| Stored dataset items |
— Start —

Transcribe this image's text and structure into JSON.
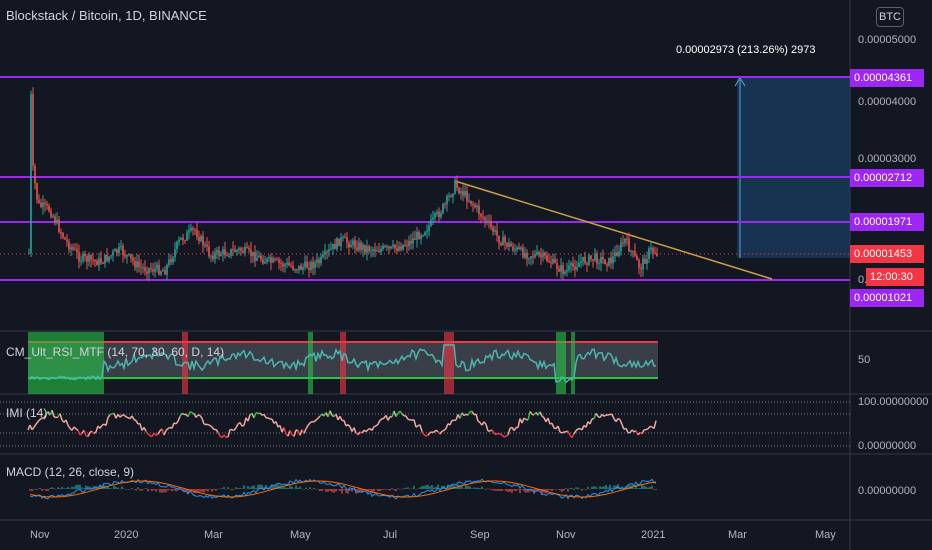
{
  "header": {
    "symbol": "Blockstack / Bitcoin, 1D, BINANCE",
    "currency_button": "BTC"
  },
  "measure": {
    "label": "0.00002973 (213.26%) 2973"
  },
  "price_axis": {
    "labels": [
      "0.00005000",
      "0.00004000",
      "0.00003000"
    ],
    "partial_label": "0."
  },
  "levels": {
    "l1": "0.00004361",
    "l2": "0.00002712",
    "l3": "0.00001971",
    "l4": "0.00001021"
  },
  "current": {
    "price": "0.00001453",
    "countdown": "12:00:30"
  },
  "indicators": {
    "rsi": {
      "label": "CM_Ult_RSI_MTF (14, 70, 30, 60, D, 14)",
      "axis": "50"
    },
    "imi": {
      "label": "IMI (14)",
      "axis_top": "100.00000000",
      "axis_bottom": "0.00000000"
    },
    "macd": {
      "label": "MACD (12, 26, close, 9)",
      "axis": "0.00000000"
    }
  },
  "time_axis": [
    "Nov",
    "2020",
    "Mar",
    "May",
    "Jul",
    "Sep",
    "Nov",
    "2021",
    "Mar",
    "May"
  ],
  "colors": {
    "background": "#131722",
    "level_line": "#9c27f5",
    "trendline": "#c8a04a",
    "rsi_line": "#4db6ac",
    "up": "#26a69a",
    "down": "#ef5350",
    "current_price": "#f23645",
    "measure_box": "#2962ff"
  }
}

— End —

| YOUR GOAL |
Transcribe all of the records above character for character. Exclude the pictures.

| THE RESULT |
Transcribe this image's text and structure into JSON.
{
  "header": {
    "symbol": "Blockstack / Bitcoin, 1D, BINANCE",
    "currency_button": "BTC"
  },
  "measure": {
    "label": "0.00002973 (213.26%) 2973"
  },
  "price_axis": {
    "labels": [
      "0.00005000",
      "0.00004000",
      "0.00003000"
    ],
    "partial_label": "0."
  },
  "levels": {
    "l1": "0.00004361",
    "l2": "0.00002712",
    "l3": "0.00001971",
    "l4": "0.00001021"
  },
  "current": {
    "price": "0.00001453",
    "countdown": "12:00:30"
  },
  "indicators": {
    "rsi": {
      "label": "CM_Ult_RSI_MTF (14, 70, 30, 60, D, 14)",
      "axis": "50"
    },
    "imi": {
      "label": "IMI (14)",
      "axis_top": "100.00000000",
      "axis_bottom": "0.00000000"
    },
    "macd": {
      "label": "MACD (12, 26, close, 9)",
      "axis": "0.00000000"
    }
  },
  "time_axis": [
    "Nov",
    "2020",
    "Mar",
    "May",
    "Jul",
    "Sep",
    "Nov",
    "2021",
    "Mar",
    "May"
  ],
  "colors": {
    "background": "#131722",
    "level_line": "#9c27f5",
    "trendline": "#c8a04a",
    "rsi_line": "#4db6ac",
    "up": "#26a69a",
    "down": "#ef5350",
    "current_price": "#f23645",
    "measure_box": "#2962ff"
  }
}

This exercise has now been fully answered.